EXERCISE DETAILS —
Copy all lines below containing "that".
--- begin ---
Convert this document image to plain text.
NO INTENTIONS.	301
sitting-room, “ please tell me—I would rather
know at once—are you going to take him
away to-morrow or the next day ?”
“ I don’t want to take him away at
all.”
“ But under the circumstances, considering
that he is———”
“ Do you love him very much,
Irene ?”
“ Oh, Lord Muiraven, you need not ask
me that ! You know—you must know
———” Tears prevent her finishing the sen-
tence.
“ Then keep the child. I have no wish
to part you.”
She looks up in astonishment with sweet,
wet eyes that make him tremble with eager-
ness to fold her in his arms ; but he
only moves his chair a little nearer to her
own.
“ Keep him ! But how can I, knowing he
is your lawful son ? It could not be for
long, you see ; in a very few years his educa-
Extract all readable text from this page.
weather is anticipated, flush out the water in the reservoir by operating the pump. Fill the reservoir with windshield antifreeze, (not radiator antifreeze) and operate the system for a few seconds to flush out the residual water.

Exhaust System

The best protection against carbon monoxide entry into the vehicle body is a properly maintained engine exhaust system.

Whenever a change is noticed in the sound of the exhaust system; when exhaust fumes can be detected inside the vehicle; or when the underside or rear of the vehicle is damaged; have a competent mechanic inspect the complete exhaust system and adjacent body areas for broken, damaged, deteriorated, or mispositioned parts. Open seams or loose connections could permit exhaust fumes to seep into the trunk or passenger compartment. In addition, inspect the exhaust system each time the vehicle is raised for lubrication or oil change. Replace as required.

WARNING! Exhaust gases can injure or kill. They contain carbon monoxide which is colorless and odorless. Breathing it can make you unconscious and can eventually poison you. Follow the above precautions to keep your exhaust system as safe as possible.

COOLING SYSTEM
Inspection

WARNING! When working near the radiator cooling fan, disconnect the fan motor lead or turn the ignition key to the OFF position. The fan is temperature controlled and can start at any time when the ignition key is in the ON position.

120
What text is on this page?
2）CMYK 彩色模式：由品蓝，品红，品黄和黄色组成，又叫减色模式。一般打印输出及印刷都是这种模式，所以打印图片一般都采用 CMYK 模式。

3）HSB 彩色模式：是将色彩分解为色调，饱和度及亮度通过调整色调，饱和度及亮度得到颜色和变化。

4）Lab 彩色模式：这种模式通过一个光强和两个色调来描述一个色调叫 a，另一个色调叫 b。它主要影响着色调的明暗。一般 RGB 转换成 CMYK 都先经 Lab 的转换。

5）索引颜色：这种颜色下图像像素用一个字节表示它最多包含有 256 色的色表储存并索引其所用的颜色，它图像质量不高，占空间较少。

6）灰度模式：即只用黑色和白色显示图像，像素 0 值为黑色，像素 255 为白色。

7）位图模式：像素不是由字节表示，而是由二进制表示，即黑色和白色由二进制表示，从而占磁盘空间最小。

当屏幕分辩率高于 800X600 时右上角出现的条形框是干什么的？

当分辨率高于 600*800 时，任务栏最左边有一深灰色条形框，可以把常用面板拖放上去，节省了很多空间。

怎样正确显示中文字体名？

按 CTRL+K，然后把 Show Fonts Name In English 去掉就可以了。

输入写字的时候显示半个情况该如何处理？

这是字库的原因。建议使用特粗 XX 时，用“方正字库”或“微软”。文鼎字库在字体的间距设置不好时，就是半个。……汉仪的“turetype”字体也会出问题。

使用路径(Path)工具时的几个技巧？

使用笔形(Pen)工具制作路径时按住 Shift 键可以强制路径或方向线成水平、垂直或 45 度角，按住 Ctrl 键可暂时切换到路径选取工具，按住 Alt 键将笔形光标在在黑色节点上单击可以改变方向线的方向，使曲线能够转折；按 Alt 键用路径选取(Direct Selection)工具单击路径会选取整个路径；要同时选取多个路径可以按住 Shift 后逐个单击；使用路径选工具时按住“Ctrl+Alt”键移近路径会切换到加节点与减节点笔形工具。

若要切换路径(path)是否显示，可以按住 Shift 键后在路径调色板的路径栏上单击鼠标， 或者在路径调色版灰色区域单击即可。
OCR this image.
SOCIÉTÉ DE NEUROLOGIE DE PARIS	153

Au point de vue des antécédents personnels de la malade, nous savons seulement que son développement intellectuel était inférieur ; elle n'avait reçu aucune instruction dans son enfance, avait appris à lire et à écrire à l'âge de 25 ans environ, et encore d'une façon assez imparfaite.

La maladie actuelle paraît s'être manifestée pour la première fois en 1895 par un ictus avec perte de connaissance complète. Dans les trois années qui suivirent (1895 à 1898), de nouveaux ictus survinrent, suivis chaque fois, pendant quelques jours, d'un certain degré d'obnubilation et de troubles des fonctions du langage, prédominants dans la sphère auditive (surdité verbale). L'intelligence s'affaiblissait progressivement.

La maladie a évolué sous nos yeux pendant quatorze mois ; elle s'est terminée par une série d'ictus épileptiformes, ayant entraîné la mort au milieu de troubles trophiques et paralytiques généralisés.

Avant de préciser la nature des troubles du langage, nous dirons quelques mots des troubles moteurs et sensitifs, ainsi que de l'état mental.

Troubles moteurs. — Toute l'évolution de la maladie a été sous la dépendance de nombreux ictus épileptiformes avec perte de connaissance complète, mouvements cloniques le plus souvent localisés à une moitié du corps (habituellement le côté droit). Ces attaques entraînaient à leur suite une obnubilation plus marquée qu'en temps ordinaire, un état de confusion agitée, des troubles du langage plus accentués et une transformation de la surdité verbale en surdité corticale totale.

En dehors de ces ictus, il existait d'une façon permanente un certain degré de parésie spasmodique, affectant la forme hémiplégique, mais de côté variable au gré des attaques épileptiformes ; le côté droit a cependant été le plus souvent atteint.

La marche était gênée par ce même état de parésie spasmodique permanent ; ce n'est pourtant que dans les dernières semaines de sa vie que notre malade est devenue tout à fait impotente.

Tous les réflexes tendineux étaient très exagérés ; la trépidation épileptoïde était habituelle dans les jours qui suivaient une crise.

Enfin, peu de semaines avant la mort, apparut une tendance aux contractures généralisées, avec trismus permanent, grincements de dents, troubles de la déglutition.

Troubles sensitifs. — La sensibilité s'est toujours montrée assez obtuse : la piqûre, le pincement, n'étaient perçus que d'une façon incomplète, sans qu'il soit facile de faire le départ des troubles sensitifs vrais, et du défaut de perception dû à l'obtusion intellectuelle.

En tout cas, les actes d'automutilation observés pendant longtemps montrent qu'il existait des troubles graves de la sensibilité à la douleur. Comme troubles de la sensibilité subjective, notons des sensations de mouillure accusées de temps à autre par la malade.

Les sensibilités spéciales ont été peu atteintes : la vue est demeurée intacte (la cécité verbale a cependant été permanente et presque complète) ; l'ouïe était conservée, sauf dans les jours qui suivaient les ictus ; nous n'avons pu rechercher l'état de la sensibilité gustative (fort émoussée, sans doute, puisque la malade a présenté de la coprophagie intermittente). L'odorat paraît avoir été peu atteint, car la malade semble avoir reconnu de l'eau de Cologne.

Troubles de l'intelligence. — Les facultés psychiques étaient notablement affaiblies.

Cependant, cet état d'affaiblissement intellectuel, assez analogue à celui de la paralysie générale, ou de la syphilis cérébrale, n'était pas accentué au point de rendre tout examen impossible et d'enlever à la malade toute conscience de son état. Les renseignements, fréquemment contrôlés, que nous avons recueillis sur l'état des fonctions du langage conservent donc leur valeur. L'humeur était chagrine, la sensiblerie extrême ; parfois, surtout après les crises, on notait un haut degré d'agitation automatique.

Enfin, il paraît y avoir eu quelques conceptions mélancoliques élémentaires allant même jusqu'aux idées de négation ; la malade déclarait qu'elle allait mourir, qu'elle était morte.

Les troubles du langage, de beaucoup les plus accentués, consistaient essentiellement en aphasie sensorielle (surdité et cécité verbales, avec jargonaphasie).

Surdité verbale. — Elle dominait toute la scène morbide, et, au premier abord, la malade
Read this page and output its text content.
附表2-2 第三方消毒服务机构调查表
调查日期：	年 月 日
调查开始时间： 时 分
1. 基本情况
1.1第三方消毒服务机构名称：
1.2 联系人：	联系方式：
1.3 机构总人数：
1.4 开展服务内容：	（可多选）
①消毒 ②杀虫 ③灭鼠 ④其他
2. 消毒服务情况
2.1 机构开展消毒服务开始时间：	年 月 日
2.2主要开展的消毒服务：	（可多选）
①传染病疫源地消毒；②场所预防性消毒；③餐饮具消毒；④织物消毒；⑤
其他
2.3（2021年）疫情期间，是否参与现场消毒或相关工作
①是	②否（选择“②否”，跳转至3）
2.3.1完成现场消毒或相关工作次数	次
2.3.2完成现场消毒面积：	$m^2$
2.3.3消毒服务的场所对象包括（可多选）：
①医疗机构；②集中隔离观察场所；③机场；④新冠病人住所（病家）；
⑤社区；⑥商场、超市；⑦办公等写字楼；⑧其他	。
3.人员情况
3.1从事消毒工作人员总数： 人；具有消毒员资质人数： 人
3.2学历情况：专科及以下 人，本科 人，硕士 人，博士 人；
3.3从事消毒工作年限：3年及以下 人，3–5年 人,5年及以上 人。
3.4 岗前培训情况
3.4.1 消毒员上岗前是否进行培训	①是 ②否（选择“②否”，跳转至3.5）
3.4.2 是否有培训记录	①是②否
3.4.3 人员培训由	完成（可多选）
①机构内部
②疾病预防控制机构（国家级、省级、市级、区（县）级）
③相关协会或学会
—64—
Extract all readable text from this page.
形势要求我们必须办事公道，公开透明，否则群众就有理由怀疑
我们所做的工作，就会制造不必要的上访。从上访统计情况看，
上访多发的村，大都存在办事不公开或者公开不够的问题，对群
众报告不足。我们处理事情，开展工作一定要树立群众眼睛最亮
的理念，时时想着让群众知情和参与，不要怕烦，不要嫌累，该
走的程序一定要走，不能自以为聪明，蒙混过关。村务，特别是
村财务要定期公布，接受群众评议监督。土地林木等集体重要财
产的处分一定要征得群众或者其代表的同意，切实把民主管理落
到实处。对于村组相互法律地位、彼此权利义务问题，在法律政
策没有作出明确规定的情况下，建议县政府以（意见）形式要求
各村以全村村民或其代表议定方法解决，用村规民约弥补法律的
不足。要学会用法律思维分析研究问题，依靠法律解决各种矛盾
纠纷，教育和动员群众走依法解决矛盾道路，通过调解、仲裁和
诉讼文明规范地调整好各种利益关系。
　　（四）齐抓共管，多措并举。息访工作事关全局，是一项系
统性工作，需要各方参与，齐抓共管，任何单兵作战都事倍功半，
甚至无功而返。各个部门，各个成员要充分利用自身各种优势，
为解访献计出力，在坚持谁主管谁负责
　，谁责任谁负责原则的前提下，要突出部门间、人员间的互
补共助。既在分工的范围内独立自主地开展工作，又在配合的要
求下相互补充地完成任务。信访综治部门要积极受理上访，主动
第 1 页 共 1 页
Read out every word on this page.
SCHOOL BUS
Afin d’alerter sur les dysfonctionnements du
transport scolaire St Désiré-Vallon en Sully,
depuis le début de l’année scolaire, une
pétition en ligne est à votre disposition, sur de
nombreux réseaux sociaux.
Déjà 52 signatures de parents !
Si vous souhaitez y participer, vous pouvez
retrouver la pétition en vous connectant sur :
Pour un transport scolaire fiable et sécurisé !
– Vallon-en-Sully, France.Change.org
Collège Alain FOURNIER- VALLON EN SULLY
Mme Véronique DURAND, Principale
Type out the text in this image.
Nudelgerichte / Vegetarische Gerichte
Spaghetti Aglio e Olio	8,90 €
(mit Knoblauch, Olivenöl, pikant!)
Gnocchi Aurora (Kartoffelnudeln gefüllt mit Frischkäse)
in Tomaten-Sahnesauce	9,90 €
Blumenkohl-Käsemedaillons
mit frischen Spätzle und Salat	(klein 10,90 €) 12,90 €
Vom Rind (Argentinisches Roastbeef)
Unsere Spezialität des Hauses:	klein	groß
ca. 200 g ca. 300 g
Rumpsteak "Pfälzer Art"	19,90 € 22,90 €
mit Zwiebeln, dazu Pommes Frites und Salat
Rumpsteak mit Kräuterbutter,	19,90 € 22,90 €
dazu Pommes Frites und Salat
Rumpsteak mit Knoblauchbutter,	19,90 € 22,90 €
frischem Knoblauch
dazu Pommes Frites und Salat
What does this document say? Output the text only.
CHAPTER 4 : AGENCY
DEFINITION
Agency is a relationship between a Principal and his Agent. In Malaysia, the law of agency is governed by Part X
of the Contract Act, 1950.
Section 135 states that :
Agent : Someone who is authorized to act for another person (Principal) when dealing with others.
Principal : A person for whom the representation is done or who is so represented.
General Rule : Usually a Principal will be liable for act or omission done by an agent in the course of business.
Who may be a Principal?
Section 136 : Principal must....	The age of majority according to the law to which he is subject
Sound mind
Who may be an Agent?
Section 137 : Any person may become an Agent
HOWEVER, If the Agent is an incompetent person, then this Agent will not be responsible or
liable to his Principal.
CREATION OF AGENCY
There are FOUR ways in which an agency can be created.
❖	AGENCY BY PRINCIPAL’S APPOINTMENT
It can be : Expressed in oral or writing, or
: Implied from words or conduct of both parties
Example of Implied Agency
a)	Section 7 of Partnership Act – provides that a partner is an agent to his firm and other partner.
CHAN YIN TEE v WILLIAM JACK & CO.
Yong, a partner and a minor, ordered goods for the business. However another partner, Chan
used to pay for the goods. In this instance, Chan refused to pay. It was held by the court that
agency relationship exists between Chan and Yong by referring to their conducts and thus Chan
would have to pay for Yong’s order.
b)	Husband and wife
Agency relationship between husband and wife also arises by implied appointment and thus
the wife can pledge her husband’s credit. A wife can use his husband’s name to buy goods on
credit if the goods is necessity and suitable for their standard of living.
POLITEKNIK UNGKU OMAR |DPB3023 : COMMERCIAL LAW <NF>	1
--- end ---
SOLVED PROBLEM —
that he is———”
me that ! You know—you must know
wet eyes that make him tremble with eager-
Section 135 states that :
a)	Section 7 of Partnership Act – provides that a partner is an agent to his firm and other partner.
used to pay for the goods. In this instance, Chan refused to pay. It was held by the court that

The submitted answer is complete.